Excerpted passage -
What year are the hops in question? That's the key for me. If they have 2011 varieties I will give them a go for sure.


----------



## pcmfisher (30/12/11)

I would be asking your freight forwarder why they sent your hops without the proper paperwork.
Its their job to organize it. If not, why did they receive the goods knowing it was going to Australia?
What did you pay them for?
Did you have to send over a box for them to put the hops in?


Tell them to get off their arse and fix it because you want your hops. They know where they came from.


----------



## punkin (30/12/11)

WitWonder said:


> What year are the hops in question? That's the key for me. If they have 2011 varieties I will give them a go for sure.




You'd have to ask them mate.

I saw a post from one of the american suppliers here yesterday (nickohops) saying they won't be releasing any of their 2011 varieties until they first sell their 2009 and then there 2010 vintages, so the situation is comparable.


----------



## benno1973 (30/12/11)

Hey punkin,

I've bought both from Ellerslie and Hopsdirect, and both are excellent products, packed well and comparable in freshness. 

When I ordered from Ellerslie, I ordered in kilo bags and received slightly over 1kg (like around 15-20g over in each bag). When I ordered pounds from hopsdirect, I actually received 500g in each bag (not that I expected or even knew that before ordering).

When I bought pounds of the domestic hop pellets from hopsdirect recently, they were priced between US$8 and $US16 per pound of pellets. Some of these were 2011 harvest, fresh off the bines. Postage was $45 for 5lb of hops, so essentially it was around $110 for new season Amarillo, Centennial, etc to my door. That's around $44/kilo and the decision was based on the fact that they were the new season hops, which ultimately sold out pretty quickly. Remember also that this includes delivery, which was surprisingly quick (around 1 week).

Last time I bought from Ellerslie, I ordered 4.5kg (nearly twice as much) and the freight was $40. While this made the hops average out to around $42/kilo, the order included POR and some of the other cheaper varieties. Additionally, they weren't necessarily current season hops. The package was dispatched on a Thursday and delivered by the courier company on the following Tuesday.

So it's a bit horses for courses. I recently bought from hopsdirect because the hops were fresher (straight off the bine) despite the slightly extra travel time (a couple of days). Also remember that if I were to buy from Ellerslie, the hops have already had to travel internationally anyway at some point (unless I'm ordering POR), so the travel time is less of an issue.

Your figures don't really prove that it's cheaper to buy locally, as they exclude the two most expensive items on the order (Chinook and Amarillo) and negate postage. Assuming Ellerslie postage is around $50, your figures show the total bill being $233 and there's still nearly a kilo of Amarillo/Chinook missing from the order! I think in this case, the advantage is to ordering from the states. It's not always the case, but the figures indicate that it works out for these varieties.


----------



## punkin (30/12/11)

Sure mate, i get the little differences. As i said, my last order was freight free, but i've never been charged over $20 by Elerlslie, let alone $50. Also need to take into account currency fees from the banks when using other currencies.


As i said, just trying to understand, as the prices (even in your example) are so close.

I often buy stuff from the states, i imported my last sounder for the boat and saved about 4 grand, so it's not like i'm against it. Just that the savings have to be large for me to go to the risk and trouble.


----------



## benno1973 (30/12/11)

Dataset excerpt -
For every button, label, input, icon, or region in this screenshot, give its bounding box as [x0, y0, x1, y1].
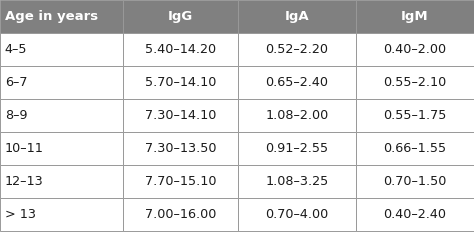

Short exercise A -
Please answer these from the hops forum thread, one line each:
(i) When benno1973 ordered pounds from hopsdirect, how much was in each bag?
(ii) What was the freight on benno1973's last Ellerslie order of 4.5kg?
(iii) What did punkin import for the boat, and about how much was saved?
Short exercise B -
Using the hops forum thread, mark each statement yes or no. Quote the words that decide it.
(i) Postage from hopsdirect came to $45 for 5lb of hops.
(ii) punkin reports having been charged more than $20 for freight by Ellerslie.
(iii) benno1973's Ellerslie package was dispatched on a Monday.

Output A -
(i) 500g
(ii) $40
(iii) A sounder; about 4 grand

Output B -
(i) Yes: "Postage was $45 for 5lb of hops"
(ii) No: "i've never been charged over $20 by Elerlslie, let alone $50"
(iii) No: "The package was dispatched on a Thursday and delivered by the courier company on the following Tuesday."